[Data records]
+ + + + +

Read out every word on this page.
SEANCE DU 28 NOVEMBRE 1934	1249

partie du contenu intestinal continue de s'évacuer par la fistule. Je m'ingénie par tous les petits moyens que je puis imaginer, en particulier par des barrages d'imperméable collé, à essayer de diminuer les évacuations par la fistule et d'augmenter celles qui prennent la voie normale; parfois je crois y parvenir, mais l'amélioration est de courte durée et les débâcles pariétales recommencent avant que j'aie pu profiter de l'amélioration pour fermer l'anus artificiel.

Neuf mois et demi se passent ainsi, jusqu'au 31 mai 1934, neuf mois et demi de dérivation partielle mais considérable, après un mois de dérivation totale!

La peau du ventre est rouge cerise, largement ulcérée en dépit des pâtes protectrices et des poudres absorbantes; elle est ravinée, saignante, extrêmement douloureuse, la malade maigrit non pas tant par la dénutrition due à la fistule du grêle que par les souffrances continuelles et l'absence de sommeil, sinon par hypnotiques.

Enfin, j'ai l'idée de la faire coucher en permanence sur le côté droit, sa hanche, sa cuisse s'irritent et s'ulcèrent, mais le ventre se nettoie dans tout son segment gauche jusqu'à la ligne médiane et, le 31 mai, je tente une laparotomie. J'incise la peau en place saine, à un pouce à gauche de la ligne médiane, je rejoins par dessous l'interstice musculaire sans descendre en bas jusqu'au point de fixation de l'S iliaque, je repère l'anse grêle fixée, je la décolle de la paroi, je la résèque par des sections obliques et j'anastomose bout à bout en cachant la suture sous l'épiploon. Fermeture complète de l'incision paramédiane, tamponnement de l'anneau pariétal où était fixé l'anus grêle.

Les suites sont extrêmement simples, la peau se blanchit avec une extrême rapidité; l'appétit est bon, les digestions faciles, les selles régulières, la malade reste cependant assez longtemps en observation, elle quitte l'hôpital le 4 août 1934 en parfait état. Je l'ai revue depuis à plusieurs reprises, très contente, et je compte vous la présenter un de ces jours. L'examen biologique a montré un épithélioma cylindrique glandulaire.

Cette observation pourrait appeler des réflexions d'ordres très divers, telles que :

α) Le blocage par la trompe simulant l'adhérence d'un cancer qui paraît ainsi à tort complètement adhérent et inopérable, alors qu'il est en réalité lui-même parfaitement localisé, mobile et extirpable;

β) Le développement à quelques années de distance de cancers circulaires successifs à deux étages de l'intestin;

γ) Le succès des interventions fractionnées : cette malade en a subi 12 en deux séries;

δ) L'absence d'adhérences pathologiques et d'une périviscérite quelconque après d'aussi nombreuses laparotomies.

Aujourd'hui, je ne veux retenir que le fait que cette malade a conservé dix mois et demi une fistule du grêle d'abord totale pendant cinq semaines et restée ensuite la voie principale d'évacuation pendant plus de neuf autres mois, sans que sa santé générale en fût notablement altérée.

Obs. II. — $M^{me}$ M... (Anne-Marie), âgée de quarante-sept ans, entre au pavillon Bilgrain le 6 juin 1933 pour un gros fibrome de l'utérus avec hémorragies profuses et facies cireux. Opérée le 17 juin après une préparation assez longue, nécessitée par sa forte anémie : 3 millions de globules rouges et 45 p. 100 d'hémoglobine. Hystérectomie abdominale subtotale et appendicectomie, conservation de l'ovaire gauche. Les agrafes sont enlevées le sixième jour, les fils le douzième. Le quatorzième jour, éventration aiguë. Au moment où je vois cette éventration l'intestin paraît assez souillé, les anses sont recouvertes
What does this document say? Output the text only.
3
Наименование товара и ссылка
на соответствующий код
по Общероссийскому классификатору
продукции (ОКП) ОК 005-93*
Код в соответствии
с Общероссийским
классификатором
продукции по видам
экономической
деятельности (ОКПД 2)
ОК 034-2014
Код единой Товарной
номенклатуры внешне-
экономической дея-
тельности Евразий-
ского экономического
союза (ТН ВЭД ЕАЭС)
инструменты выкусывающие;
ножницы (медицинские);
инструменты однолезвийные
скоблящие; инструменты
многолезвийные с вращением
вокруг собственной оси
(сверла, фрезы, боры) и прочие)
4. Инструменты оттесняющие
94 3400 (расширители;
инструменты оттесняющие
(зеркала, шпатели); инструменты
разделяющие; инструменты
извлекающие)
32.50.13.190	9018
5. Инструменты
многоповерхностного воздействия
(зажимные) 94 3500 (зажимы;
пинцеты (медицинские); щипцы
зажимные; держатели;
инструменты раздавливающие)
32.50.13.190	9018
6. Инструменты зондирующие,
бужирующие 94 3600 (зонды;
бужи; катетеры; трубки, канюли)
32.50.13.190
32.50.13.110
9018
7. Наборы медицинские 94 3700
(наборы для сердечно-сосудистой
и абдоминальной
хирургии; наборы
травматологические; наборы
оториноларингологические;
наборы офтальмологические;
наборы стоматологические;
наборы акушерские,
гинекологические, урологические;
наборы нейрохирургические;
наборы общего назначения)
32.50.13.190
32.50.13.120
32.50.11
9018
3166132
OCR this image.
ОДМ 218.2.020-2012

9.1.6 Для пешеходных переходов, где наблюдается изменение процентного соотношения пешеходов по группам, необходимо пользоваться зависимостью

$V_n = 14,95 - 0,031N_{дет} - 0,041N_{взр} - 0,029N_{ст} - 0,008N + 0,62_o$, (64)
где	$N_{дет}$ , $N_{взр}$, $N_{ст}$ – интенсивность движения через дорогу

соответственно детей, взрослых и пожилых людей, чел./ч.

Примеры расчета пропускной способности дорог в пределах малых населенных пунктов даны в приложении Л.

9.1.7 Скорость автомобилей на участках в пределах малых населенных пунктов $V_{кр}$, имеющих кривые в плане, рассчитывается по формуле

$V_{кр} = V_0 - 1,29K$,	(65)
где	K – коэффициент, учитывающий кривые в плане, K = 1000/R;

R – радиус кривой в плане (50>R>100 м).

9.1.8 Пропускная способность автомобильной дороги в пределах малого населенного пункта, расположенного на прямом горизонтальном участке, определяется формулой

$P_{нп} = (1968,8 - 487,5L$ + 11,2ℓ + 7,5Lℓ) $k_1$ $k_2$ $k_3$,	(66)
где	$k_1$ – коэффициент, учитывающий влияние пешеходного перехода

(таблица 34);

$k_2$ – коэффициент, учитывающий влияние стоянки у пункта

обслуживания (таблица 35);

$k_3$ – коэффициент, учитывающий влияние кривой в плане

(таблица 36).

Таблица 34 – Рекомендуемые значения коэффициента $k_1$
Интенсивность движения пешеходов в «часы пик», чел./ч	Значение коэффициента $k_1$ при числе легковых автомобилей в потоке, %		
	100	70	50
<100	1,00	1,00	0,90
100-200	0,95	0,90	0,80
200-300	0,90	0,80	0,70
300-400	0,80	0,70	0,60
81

+ + + + +

## DIRECTIONS FOR THIS TASK
Retype every record above exactly as it appears.

## REPLY
Read out every word on this page.
SEANCE DU 28 NOVEMBRE 1934	1249

partie du contenu intestinal continue de s'évacuer par la fistule. Je m'ingénie par tous les petits moyens que je puis imaginer, en particulier par des barrages d'imperméable collé, à essayer de diminuer les évacuations par la fistule et d'augmenter celles qui prennent la voie normale; parfois je crois y parvenir, mais l'amélioration est de courte durée et les débâcles pariétales recommencent avant que j'aie pu profiter de l'amélioration pour fermer l'anus artificiel.

Neuf mois et demi se passent ainsi, jusqu'au 31 mai 1934, neuf mois et demi de dérivation partielle mais considérable, après un mois de dérivation totale!

La peau du ventre est rouge cerise, largement ulcérée en dépit des pâtes protectrices et des poudres absorbantes; elle est ravinée, saignante, extrêmement douloureuse, la malade maigrit non pas tant par la dénutrition due à la fistule du grêle que par les souffrances continuelles et l'absence de sommeil, sinon par hypnotiques.

Enfin, j'ai l'idée de la faire coucher en permanence sur le côté droit, sa hanche, sa cuisse s'irritent et s'ulcèrent, mais le ventre se nettoie dans tout son segment gauche jusqu'à la ligne médiane et, le 31 mai, je tente une laparotomie. J'incise la peau en place saine, à un pouce à gauche de la ligne médiane, je rejoins par dessous l'interstice musculaire sans descendre en bas jusqu'au point de fixation de l'S iliaque, je repère l'anse grêle fixée, je la décolle de la paroi, je la résèque par des sections obliques et j'anastomose bout à bout en cachant la suture sous l'épiploon. Fermeture complète de l'incision paramédiane, tamponnement de l'anneau pariétal où était fixé l'anus grêle.

Les suites sont extrêmement simples, la peau se blanchit avec une extrême rapidité; l'appétit est bon, les digestions faciles, les selles régulières, la malade reste cependant assez longtemps en observation, elle quitte l'hôpital le 4 août 1934 en parfait état. Je l'ai revue depuis à plusieurs reprises, très contente, et je compte vous la présenter un de ces jours. L'examen biologique a montré un épithélioma cylindrique glandulaire.

Cette observation pourrait appeler des réflexions d'ordres très divers, telles que :

α) Le blocage par la trompe simulant l'adhérence d'un cancer qui paraît ainsi à tort complètement adhérent et inopérable, alors qu'il est en réalité lui-même parfaitement localisé, mobile et extirpable;

β) Le développement à quelques années de distance de cancers circulaires successifs à deux étages de l'intestin;

γ) Le succès des interventions fractionnées : cette malade en a subi 12 en deux séries;

δ) L'absence d'adhérences pathologiques et d'une périviscérite quelconque après d'aussi nombreuses laparotomies.

Aujourd'hui, je ne veux retenir que le fait que cette malade a conservé dix mois et demi une fistule du grêle d'abord totale pendant cinq semaines et restée ensuite la voie principale d'évacuation pendant plus de neuf autres mois, sans que sa santé générale en fût notablement altérée.

Obs. II. — $M^{me}$ M... (Anne-Marie), âgée de quarante-sept ans, entre au pavillon Bilgrain le 6 juin 1933 pour un gros fibrome de l'utérus avec hémorragies profuses et facies cireux. Opérée le 17 juin après une préparation assez longue, nécessitée par sa forte anémie : 3 millions de globules rouges et 45 p. 100 d'hémoglobine. Hystérectomie abdominale subtotale et appendicectomie, conservation de l'ovaire gauche. Les agrafes sont enlevées le sixième jour, les fils le douzième. Le quatorzième jour, éventration aiguë. Au moment où je vois cette éventration l'intestin paraît assez souillé, les anses sont recouvertes
What does this document say? Output the text only.
3
Наименование товара и ссылка
на соответствующий код
по Общероссийскому классификатору
продукции (ОКП) ОК 005-93*
Код в соответствии
с Общероссийским
классификатором
продукции по видам
экономической
деятельности (ОКПД 2)
ОК 034-2014
Код единой Товарной
номенклатуры внешне-
экономической дея-
тельности Евразий-
ского экономического
союза (ТН ВЭД ЕАЭС)
инструменты выкусывающие;
ножницы (медицинские);
инструменты однолезвийные
скоблящие; инструменты
многолезвийные с вращением
вокруг собственной оси
(сверла, фрезы, боры) и прочие)
4. Инструменты оттесняющие
94 3400 (расширители;
инструменты оттесняющие
(зеркала, шпатели); инструменты
разделяющие; инструменты
извлекающие)
32.50.13.190	9018
5. Инструменты
многоповерхностного воздействия
(зажимные) 94 3500 (зажимы;
пинцеты (медицинские); щипцы
зажимные; держатели;
инструменты раздавливающие)
32.50.13.190	9018
6. Инструменты зондирующие,
бужирующие 94 3600 (зонды;
бужи; катетеры; трубки, канюли)
32.50.13.190
32.50.13.110
9018
7. Наборы медицинские 94 3700
(наборы для сердечно-сосудистой
и абдоминальной
хирургии; наборы
травматологические; наборы
оториноларингологические;
наборы офтальмологические;
наборы стоматологические;
наборы акушерские,
гинекологические, урологические;
наборы нейрохирургические;
наборы общего назначения)
32.50.13.190
32.50.13.120
32.50.11
9018
3166132
OCR this image.
ОДМ 218.2.020-2012

9.1.6 Для пешеходных переходов, где наблюдается изменение процентного соотношения пешеходов по группам, необходимо пользоваться зависимостью

$V_n = 14,95 - 0,031N_{дет} - 0,041N_{взр} - 0,029N_{ст} - 0,008N + 0,62_o$, (64)
где	$N_{дет}$ , $N_{взр}$, $N_{ст}$ – интенсивность движения через дорогу

соответственно детей, взрослых и пожилых людей, чел./ч.

Примеры расчета пропускной способности дорог в пределах малых населенных пунктов даны в приложении Л.

9.1.7 Скорость автомобилей на участках в пределах малых населенных пунктов $V_{кр}$, имеющих кривые в плане, рассчитывается по формуле

$V_{кр} = V_0 - 1,29K$,	(65)
где	K – коэффициент, учитывающий кривые в плане, K = 1000/R;

R – радиус кривой в плане (50>R>100 м).

9.1.8 Пропускная способность автомобильной дороги в пределах малого населенного пункта, расположенного на прямом горизонтальном участке, определяется формулой

$P_{нп} = (1968,8 - 487,5L$ + 11,2ℓ + 7,5Lℓ) $k_1$ $k_2$ $k_3$,	(66)
где	$k_1$ – коэффициент, учитывающий влияние пешеходного перехода

(таблица 34);

$k_2$ – коэффициент, учитывающий влияние стоянки у пункта

обслуживания (таблица 35);

$k_3$ – коэффициент, учитывающий влияние кривой в плане

(таблица 36).

Таблица 34 – Рекомендуемые значения коэффициента $k_1$
Интенсивность движения пешеходов в «часы пик», чел./ч	Значение коэффициента $k_1$ при числе легковых автомобилей в потоке, %		
	100	70	50
<100	1,00	1,00	0,90
100-200	0,95	0,90	0,80
200-300	0,90	0,80	0,70
300-400	0,80	0,70	0,60
81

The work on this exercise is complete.